PROBLEM TO WORK ON:
Check each line of the entries for "entirely" and report the ones that have it.

------------------------------

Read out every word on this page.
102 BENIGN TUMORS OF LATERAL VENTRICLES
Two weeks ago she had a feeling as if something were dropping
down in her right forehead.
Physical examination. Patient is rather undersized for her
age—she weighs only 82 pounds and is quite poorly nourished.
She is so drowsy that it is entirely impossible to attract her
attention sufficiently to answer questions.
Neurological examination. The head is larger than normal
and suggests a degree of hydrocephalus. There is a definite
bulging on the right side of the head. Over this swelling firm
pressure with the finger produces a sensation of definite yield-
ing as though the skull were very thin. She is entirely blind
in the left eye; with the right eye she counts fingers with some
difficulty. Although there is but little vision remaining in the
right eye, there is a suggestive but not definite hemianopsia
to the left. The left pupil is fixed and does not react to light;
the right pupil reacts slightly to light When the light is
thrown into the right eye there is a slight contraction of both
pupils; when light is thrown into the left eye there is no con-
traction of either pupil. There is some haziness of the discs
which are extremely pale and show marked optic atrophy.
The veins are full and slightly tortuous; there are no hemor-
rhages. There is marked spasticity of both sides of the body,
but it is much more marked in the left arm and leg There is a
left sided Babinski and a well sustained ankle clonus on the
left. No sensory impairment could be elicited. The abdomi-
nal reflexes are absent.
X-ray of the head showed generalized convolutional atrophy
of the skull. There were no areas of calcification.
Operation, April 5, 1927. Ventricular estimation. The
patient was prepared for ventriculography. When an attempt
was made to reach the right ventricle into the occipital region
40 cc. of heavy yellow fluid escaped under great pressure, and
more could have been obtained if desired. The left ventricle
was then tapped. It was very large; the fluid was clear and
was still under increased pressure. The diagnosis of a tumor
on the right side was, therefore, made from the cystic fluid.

------------------------------

SOLUTION FOR THIS PROBLEM:
She is so drowsy that it is entirely impossible to attract her
ing as though the skull were very thin. She is entirely blind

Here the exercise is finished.